Rows from a figure dataset

— start —

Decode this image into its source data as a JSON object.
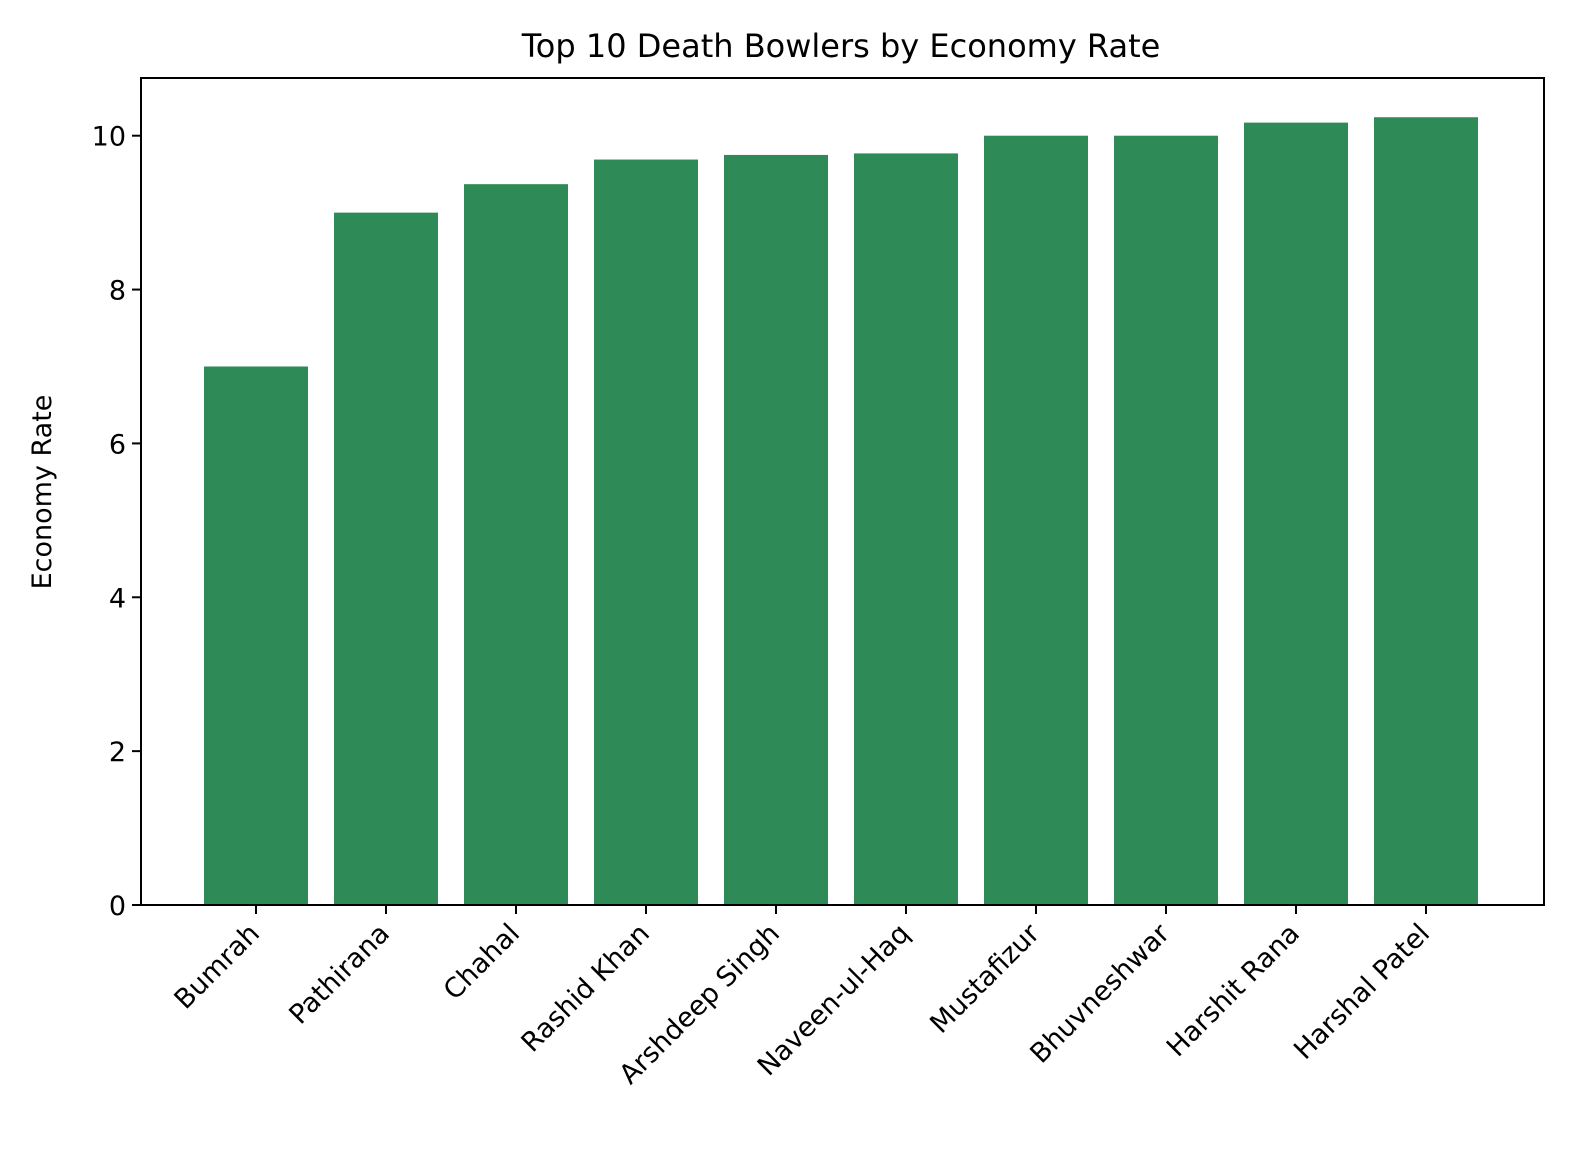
{
  "chart_data": {
    "type": "bar",
    "title": "Top 10 Death Bowlers by Economy Rate",
    "xlabel": "",
    "ylabel": "Economy Rate",
    "categories": [
      "Bumrah",
      "Pathirana",
      "Chahal",
      "Rashid Khan",
      "Arshdeep Singh",
      "Naveen-ul-Haq",
      "Mustafizur",
      "Bhuvneshwar",
      "Harshit Rana",
      "Harshal Patel"
    ],
    "values": [
      7.0,
      9.0,
      9.37,
      9.69,
      9.75,
      9.77,
      10.0,
      10.0,
      10.17,
      10.24
    ],
    "ylim": [
      0,
      10.75
    ],
    "yticks": [
      0,
      2,
      4,
      6,
      8,
      10
    ],
    "bar_color": "#2e8b57",
    "grid": false,
    "legend": "none"
  }
}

— end —

* **WHAT TO PRODUCE**
The material above must be printed exactly, with its pictures left out.

* **CORRECT RESULT**
Decode this image into its source data as a JSON object.
{
  "chart_data": {
    "type": "bar",
    "title": "Top 10 Death Bowlers by Economy Rate",
    "xlabel": "",
    "ylabel": "Economy Rate",
    "categories": [
      "Bumrah",
      "Pathirana",
      "Chahal",
      "Rashid Khan",
      "Arshdeep Singh",
      "Naveen-ul-Haq",
      "Mustafizur",
      "Bhuvneshwar",
      "Harshit Rana",
      "Harshal Patel"
    ],
    "values": [
      7.0,
      9.0,
      9.37,
      9.69,
      9.75,
      9.77,
      10.0,
      10.0,
      10.17,
      10.24
    ],
    "ylim": [
      0,
      10.75
    ],
    "yticks": [
      0,
      2,
      4,
      6,
      8,
      10
    ],
    "bar_color": "#2e8b57",
    "grid": false,
    "legend": "none"
  }
}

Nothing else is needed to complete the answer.